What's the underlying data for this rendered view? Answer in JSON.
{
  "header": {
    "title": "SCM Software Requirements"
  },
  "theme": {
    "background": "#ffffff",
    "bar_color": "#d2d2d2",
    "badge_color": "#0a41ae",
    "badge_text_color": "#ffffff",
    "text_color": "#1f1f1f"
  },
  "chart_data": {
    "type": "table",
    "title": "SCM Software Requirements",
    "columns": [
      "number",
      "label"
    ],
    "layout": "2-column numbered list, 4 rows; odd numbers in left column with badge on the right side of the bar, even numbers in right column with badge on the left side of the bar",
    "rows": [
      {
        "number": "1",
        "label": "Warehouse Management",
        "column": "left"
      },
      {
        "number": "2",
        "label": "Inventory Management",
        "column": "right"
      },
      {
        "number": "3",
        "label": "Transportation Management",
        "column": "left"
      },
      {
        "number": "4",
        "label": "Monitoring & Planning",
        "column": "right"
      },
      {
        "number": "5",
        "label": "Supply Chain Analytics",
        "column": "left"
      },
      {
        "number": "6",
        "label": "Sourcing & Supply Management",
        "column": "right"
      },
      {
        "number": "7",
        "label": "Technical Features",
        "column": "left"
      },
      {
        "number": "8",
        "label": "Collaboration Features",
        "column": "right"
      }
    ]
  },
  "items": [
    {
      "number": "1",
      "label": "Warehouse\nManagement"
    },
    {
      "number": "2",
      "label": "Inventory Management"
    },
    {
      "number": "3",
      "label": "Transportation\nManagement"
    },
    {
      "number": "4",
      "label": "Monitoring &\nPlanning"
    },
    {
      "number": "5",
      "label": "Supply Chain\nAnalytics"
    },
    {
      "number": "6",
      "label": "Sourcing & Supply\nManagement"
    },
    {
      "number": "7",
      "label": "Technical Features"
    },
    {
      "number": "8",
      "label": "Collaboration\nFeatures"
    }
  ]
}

□ □ □

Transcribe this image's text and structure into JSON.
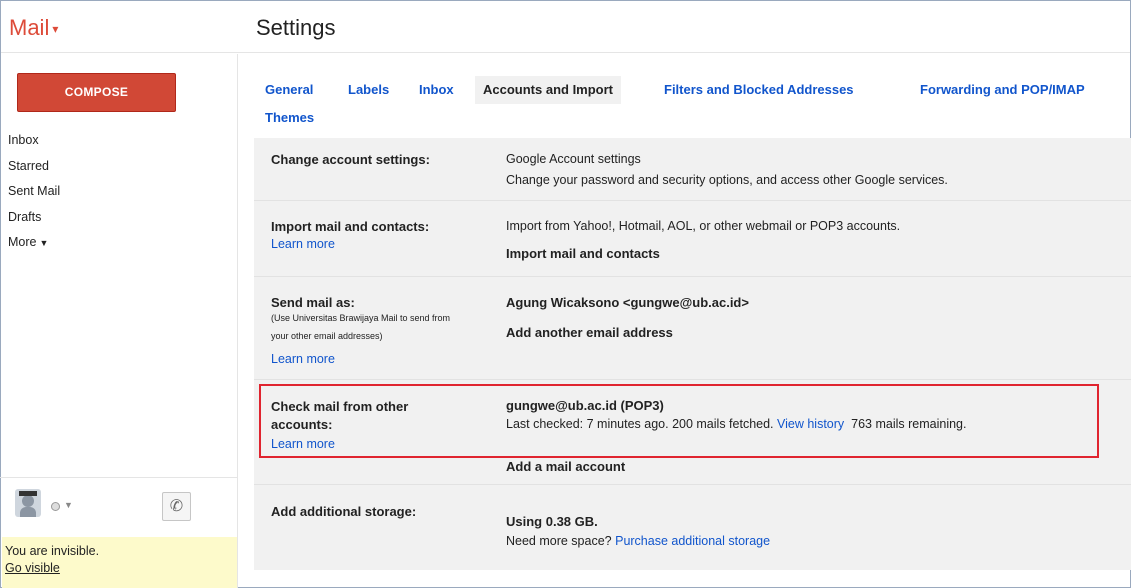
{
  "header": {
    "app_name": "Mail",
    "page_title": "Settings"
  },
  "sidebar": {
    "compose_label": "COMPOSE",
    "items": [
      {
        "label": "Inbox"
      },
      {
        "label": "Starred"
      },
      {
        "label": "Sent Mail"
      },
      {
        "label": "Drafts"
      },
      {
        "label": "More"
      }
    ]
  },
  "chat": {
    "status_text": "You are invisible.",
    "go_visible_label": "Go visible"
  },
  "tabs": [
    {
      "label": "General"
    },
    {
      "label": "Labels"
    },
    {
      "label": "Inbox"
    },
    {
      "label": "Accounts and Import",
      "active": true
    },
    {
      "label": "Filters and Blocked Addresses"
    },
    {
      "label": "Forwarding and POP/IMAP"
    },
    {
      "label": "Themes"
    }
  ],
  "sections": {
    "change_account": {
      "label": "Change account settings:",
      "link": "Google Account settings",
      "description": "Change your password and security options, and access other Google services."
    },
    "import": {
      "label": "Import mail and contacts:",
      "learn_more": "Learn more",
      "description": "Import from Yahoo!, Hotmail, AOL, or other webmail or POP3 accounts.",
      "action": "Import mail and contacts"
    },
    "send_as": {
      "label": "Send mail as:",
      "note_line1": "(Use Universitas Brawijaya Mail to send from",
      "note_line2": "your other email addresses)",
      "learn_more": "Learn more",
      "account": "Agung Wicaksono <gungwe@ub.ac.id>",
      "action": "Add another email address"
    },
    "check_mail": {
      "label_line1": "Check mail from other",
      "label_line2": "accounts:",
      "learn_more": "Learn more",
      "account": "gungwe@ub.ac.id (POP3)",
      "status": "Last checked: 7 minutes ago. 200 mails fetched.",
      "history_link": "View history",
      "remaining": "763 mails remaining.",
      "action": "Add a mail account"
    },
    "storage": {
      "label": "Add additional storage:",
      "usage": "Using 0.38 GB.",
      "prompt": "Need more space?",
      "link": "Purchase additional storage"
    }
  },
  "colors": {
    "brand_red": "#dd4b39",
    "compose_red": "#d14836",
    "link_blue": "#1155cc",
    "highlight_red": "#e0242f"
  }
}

□ □ □

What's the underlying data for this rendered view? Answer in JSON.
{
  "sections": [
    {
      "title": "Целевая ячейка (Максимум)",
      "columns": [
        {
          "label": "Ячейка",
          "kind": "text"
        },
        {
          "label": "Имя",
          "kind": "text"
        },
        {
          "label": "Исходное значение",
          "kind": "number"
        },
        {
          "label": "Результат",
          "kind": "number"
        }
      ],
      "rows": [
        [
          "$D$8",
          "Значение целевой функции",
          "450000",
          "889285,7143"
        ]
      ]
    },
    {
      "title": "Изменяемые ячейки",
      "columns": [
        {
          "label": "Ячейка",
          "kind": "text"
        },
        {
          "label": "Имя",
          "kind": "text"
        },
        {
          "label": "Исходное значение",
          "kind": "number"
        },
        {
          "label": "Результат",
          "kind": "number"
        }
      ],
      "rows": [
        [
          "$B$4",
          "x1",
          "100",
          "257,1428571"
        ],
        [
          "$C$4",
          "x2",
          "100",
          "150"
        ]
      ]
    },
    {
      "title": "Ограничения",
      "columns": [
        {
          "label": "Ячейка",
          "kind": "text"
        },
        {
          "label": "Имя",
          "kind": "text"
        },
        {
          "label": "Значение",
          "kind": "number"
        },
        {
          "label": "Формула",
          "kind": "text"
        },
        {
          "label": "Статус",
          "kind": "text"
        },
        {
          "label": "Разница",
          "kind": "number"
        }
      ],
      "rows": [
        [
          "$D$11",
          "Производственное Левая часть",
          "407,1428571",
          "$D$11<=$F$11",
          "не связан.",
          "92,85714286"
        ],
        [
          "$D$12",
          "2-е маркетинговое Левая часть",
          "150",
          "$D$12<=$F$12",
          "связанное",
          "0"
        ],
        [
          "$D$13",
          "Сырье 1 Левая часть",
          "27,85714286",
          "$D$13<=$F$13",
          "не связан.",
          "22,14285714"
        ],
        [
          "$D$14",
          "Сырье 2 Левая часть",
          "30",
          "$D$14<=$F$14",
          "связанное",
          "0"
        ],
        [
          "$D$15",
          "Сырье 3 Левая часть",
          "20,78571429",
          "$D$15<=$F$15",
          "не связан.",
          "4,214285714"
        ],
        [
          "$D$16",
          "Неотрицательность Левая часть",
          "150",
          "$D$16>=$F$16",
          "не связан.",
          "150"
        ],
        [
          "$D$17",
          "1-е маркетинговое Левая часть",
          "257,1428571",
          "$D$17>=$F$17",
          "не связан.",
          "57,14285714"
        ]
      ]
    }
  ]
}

□ □ □

| Problem to solve |
Copy each line of the listing that contains the string "contacts".

| Exercise response |
      "label": "Import mail and contacts:",
      "action": "Import mail and contacts"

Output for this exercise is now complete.